Canadian farmers know how to rent land. In fact, in 2006, they rented close to 65 million acres, and paid an estimated $2.6 billion for the privilege. Now, however, the buzz is all about long-term leases — which can make the standard one-year rental agreement look like child’s play.

Long-term leases can have lots of benefits, but they’ve got lots of potential complications too. How do you set fair prices? How do you handle government programs? What happens if something goes wrong at home and you have to break the lease?

The good news is, lots of bright people have already done lots of hard thinking about these issues. The tough news is, there’s still a lot of thinking that you need to do yourself.

But there’s another piece of good news too. Landlords are more receptive than ever. In past, says Ralph Howes, production economist with Saskatchewan Agriculture, a long lease was a sign that a farmer and the landlord had worked together for years and had gained each other’s trust. Now, a long-term lease can mean that circumstances have changed.

As more landowners become seniors and live off-farm — and often out of province — long-term trust relationships become crucial, which means more landowners recognize there’s a benefit for them to think long term.

Additionally, in some provinces land investment companies are becoming big players, and most prefer longer leases. For example, Assiniboia Capital Corporation now manages the largest farmland fund in Canada, with over 110,000 acres owned and under management. “Our leases tend to be from three to five years, depending on the circumstances,” confirms Brad Farquhar, vice-president of Assiniboia.

Setting rates

Typically, land rents are either carved in stone, such as a cash payment of a predetermined amount, or they are more flexible, such as a flexible cash rent agreement that adjusts the rent based on yields and commodity prices, or a crop share lease which is based on a predetermined division of the crop.

_PROBLEMS AND TASKS_:
a) From the passage on farmland leasing, list each example of a land rent arrangement it mentions.
b) Output the passage on farmland leasing from "As more landowners" up to and including "vice-president of Assiniboia.", word for word.
The records have no connection to the passage on farmland leasing.

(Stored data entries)

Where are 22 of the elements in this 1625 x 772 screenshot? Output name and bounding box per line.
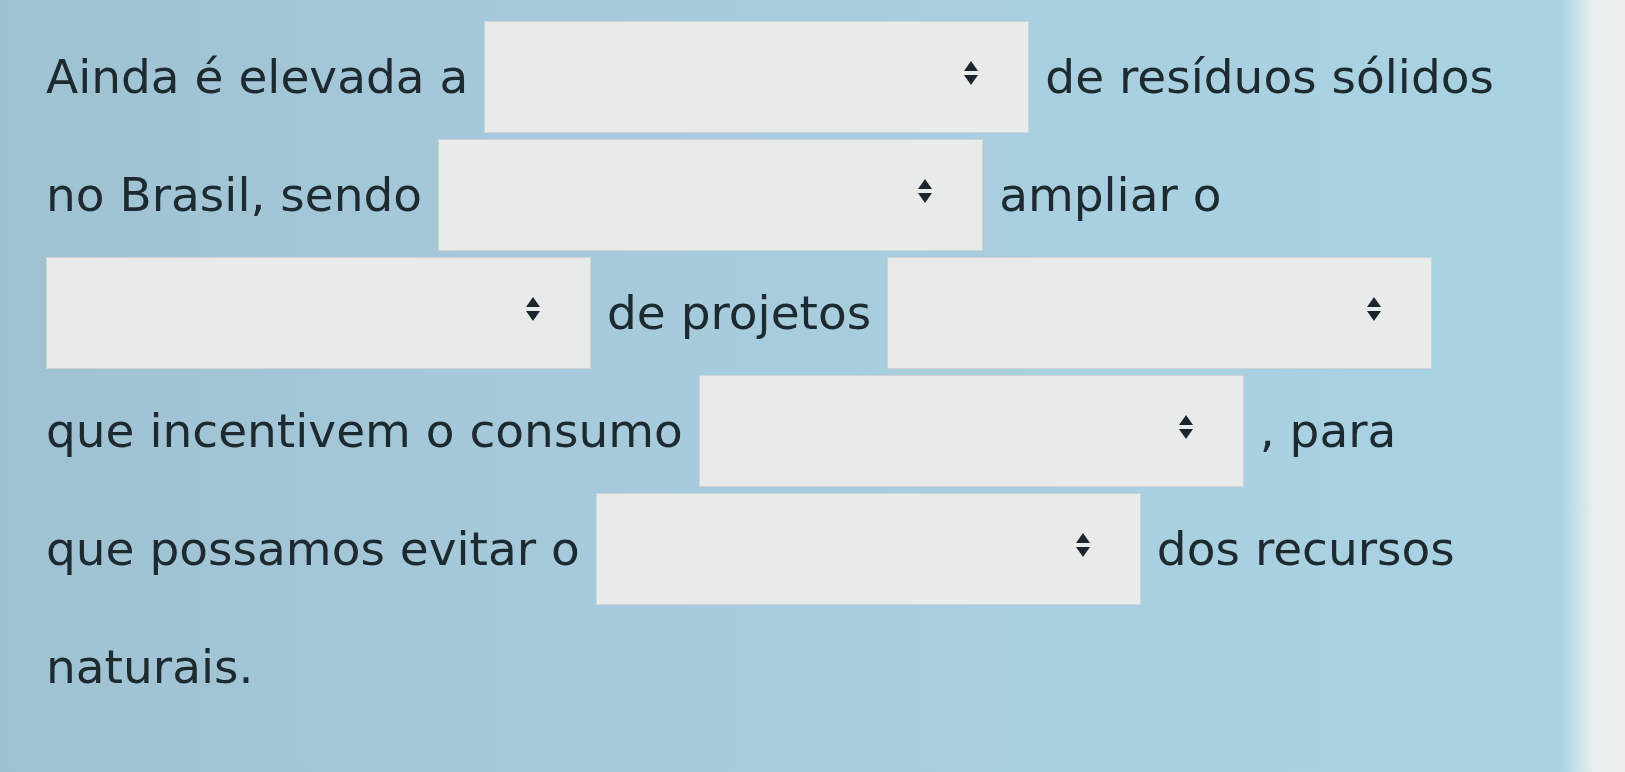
dropdown-field[interactable] bbox=[887, 257, 1433, 369]
up-down-arrows-icon bbox=[918, 179, 933, 203]
prompt-text: ampliar o bbox=[999, 166, 1222, 224]
prompt-text: de resíduos sólidos bbox=[1045, 48, 1494, 106]
dropdown-field[interactable] bbox=[595, 493, 1141, 605]
prompt-text: que incentivem o consumo bbox=[46, 402, 683, 460]
up-down-arrows-icon bbox=[1075, 533, 1090, 557]
prompt-text: dos recursos bbox=[1156, 520, 1455, 578]
prompt-text: que possamos evitar o bbox=[46, 520, 580, 578]
dropdown-field[interactable] bbox=[46, 257, 591, 369]
dropdown-field[interactable] bbox=[484, 21, 1030, 133]
prompt-text: de projetos bbox=[607, 284, 872, 342]
dropdown-field[interactable] bbox=[438, 139, 984, 251]
up-down-arrows-icon bbox=[964, 61, 979, 85]
prompt-text: Ainda é elevada a bbox=[46, 48, 469, 106]
up-down-arrows-icon bbox=[526, 297, 540, 321]
prompt-text: , para bbox=[1259, 402, 1397, 460]
prompt-text: naturais. bbox=[46, 638, 254, 696]
prompt-text: no Brasil, sendo bbox=[46, 166, 423, 224]
dropdown-field[interactable] bbox=[698, 375, 1244, 487]
up-down-arrows-icon bbox=[1367, 297, 1382, 321]
up-down-arrows-icon bbox=[1178, 415, 1193, 439]
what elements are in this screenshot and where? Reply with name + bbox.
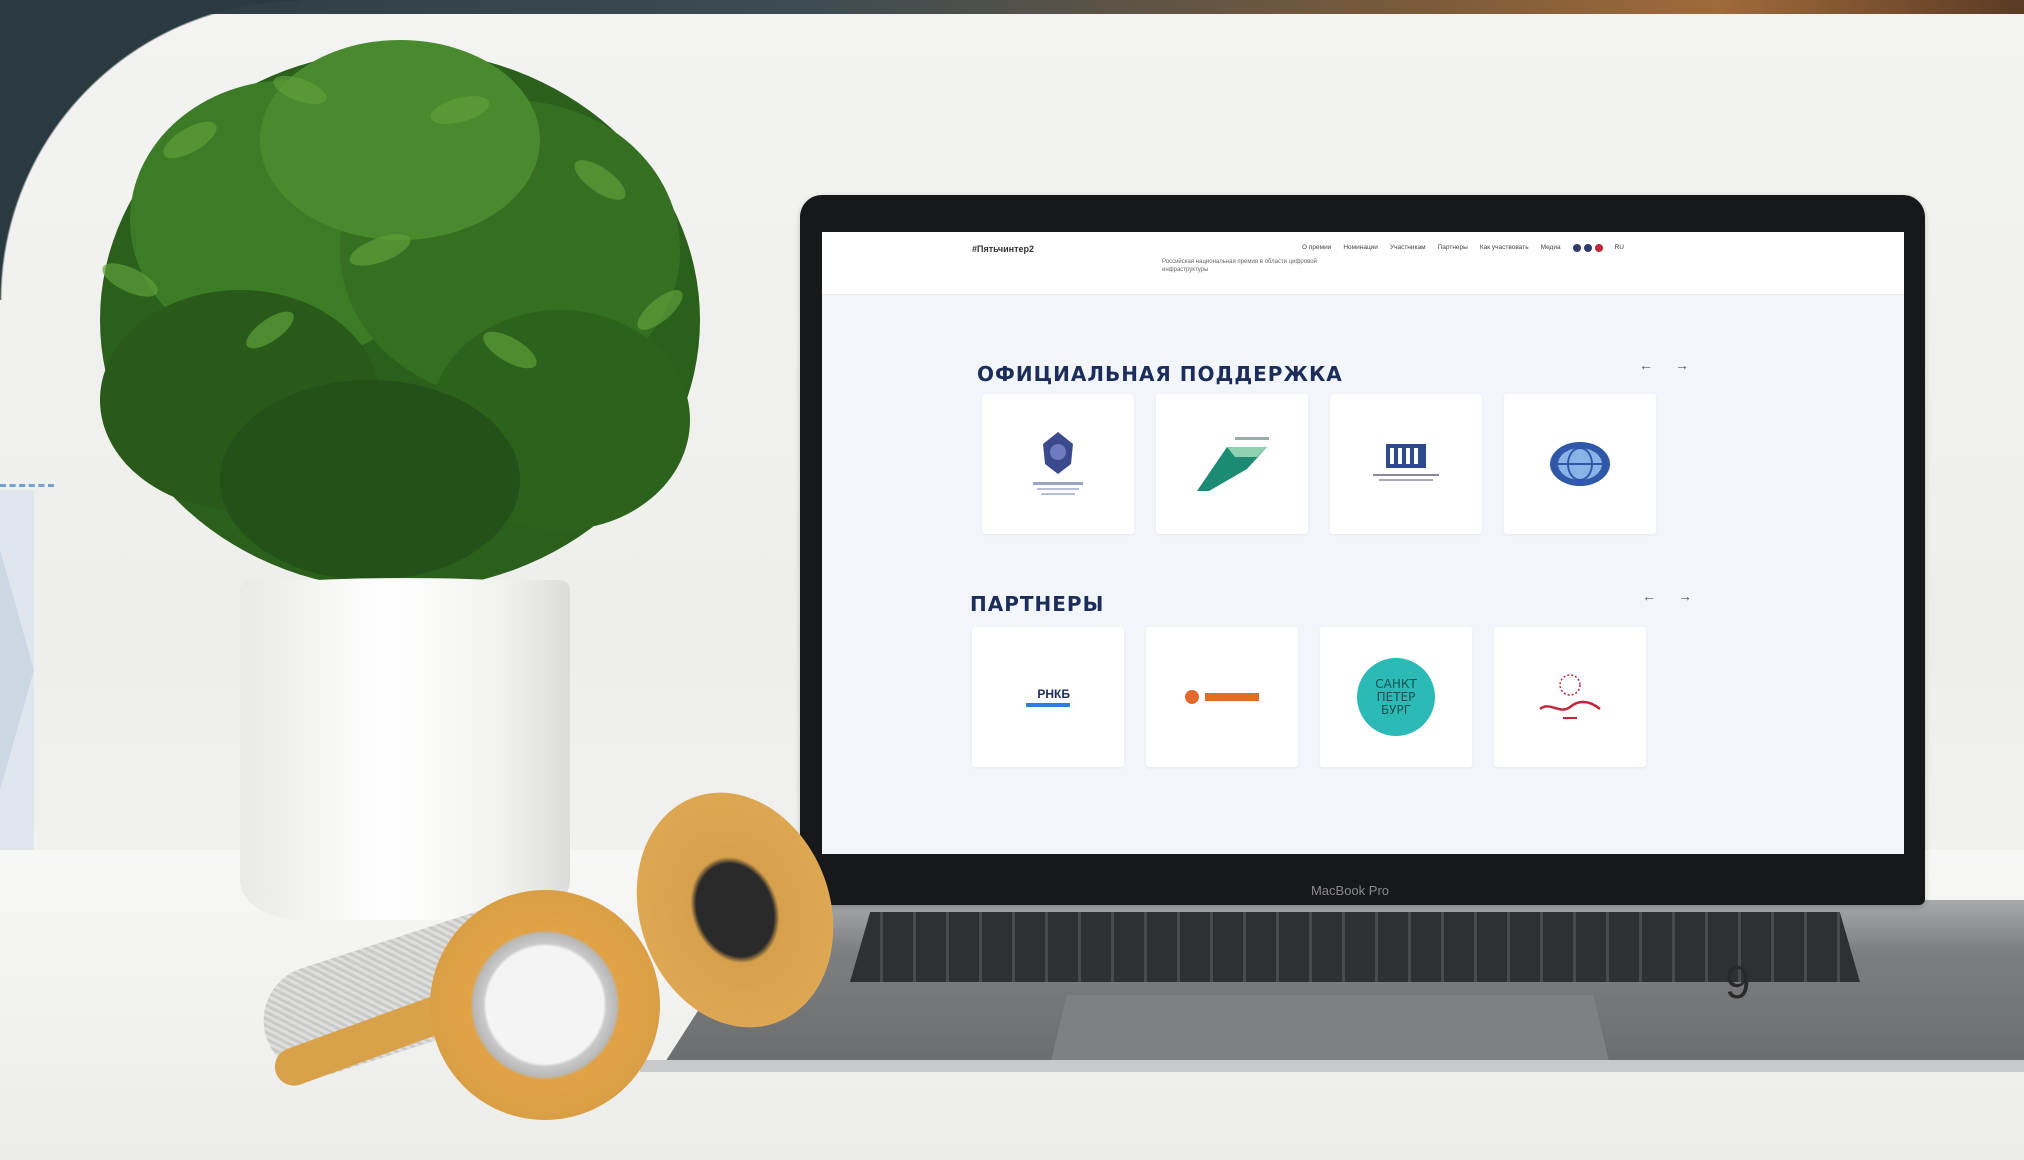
laptop-trackpad bbox=[1050, 995, 1610, 1065]
building-logo bbox=[1373, 444, 1439, 481]
top-photo-band bbox=[0, 0, 2024, 14]
bank-logo: РНКБ bbox=[1026, 687, 1070, 707]
site-logo[interactable]: #Пятьчинтер2 bbox=[972, 244, 1034, 254]
social-icon[interactable] bbox=[1583, 244, 1592, 252]
social-icon[interactable] bbox=[1594, 244, 1603, 252]
support-logos-row bbox=[982, 394, 1656, 534]
nav-item-partners[interactable]: Партнеры bbox=[1438, 244, 1468, 252]
orange-logo-bars bbox=[1205, 693, 1259, 701]
green-arrow-logo bbox=[1197, 437, 1269, 491]
partner-logos-row: РНКБ САНКТ ПЕТЕР БУРГ bbox=[972, 627, 1646, 767]
site-header: #Пятьчинтер2 Российская национальная пре… bbox=[822, 232, 1904, 295]
orange-logo bbox=[1185, 690, 1259, 704]
partners-carousel-arrows: ← → bbox=[1642, 588, 1692, 604]
support-logo-card[interactable] bbox=[1330, 394, 1482, 534]
saint-petersburg-logo: САНКТ ПЕТЕР БУРГ bbox=[1357, 658, 1435, 736]
support-logo-card[interactable] bbox=[1156, 394, 1308, 534]
decor-triangle bbox=[0, 550, 34, 790]
prev-arrow-icon[interactable]: ← bbox=[1642, 588, 1656, 604]
social-icon[interactable] bbox=[1572, 244, 1581, 252]
site-nav: О премии Номинации Участникам Партнеры К… bbox=[1302, 244, 1624, 252]
section-title-support: ОФИЦИАЛЬНАЯ ПОДДЕРЖКА bbox=[977, 362, 1343, 386]
nav-item-about[interactable]: О премии bbox=[1302, 244, 1331, 252]
partner-logo-card[interactable] bbox=[1494, 627, 1646, 767]
laptop-screen: #Пятьчинтер2 Российская национальная пре… bbox=[822, 232, 1904, 854]
support-logo-card[interactable] bbox=[982, 394, 1134, 534]
plant-illustration bbox=[100, 40, 700, 590]
spb-line: САНКТ bbox=[1375, 676, 1417, 691]
device-label: MacBook Pro bbox=[1310, 883, 1390, 898]
headphones-earcup bbox=[430, 890, 660, 1120]
section-title-partners: ПАРТНЕРЫ bbox=[970, 592, 1105, 616]
support-logo-card[interactable] bbox=[1504, 394, 1656, 534]
next-arrow-icon[interactable]: → bbox=[1678, 588, 1692, 604]
nav-item-how-to-participate[interactable]: Как участвовать bbox=[1480, 244, 1529, 252]
next-arrow-icon[interactable]: → bbox=[1675, 357, 1689, 373]
nav-item-participants[interactable]: Участникам bbox=[1390, 244, 1426, 252]
language-selector[interactable]: RU bbox=[1615, 244, 1624, 252]
prev-arrow-icon[interactable]: ← bbox=[1639, 357, 1653, 373]
nav-item-nominations[interactable]: Номинации bbox=[1343, 244, 1378, 252]
nav-item-media[interactable]: Медиа bbox=[1541, 244, 1561, 252]
laptop-base-edge bbox=[640, 1060, 2024, 1072]
ministry-emblem-logo bbox=[1033, 432, 1083, 495]
support-carousel-arrows: ← → bbox=[1639, 357, 1689, 373]
spb-line: БУРГ bbox=[1380, 702, 1412, 717]
social-icons bbox=[1572, 244, 1603, 252]
partner-logo-card[interactable] bbox=[1146, 627, 1298, 767]
spb-line: ПЕТЕР bbox=[1376, 689, 1416, 704]
orange-circle-icon bbox=[1185, 690, 1199, 704]
bank-logo-text: РНКБ bbox=[1037, 687, 1070, 701]
red-script-logo bbox=[1539, 674, 1601, 719]
globe-logo bbox=[1550, 442, 1610, 486]
partner-logo-card[interactable]: САНКТ ПЕТЕР БУРГ bbox=[1320, 627, 1472, 767]
partner-logo-card[interactable]: РНКБ bbox=[972, 627, 1124, 767]
laptop-keyboard bbox=[850, 912, 1860, 982]
page-number: 9 bbox=[1725, 956, 1751, 1008]
site-tagline: Российская национальная премия в области… bbox=[1162, 259, 1317, 273]
plant-pot bbox=[240, 580, 570, 920]
bank-logo-underline bbox=[1026, 703, 1070, 707]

_ANSWERS PER TASK_:
a)
- a cash payment of a predetermined amount
- a flexible cash rent agreement that adjusts the rent based on yields and commodity prices
- a crop share lease based on a predetermined division of the crop

b)
As more landowners become seniors and live off-farm — and often out of province — long-term trust relationships become crucial, which means more landowners recognize there’s a benefit for them to think long term.

Additionally, in some provinces land investment companies are becoming big players, and most prefer longer leases. For example, Assiniboia Capital Corporation now manages the largest farmland fund in Canada, with over 110,000 acres owned and under management. “Our leases tend to be from three to five years, depending on the circumstances,” confirms Brad Farquhar, vice-president of Assiniboia.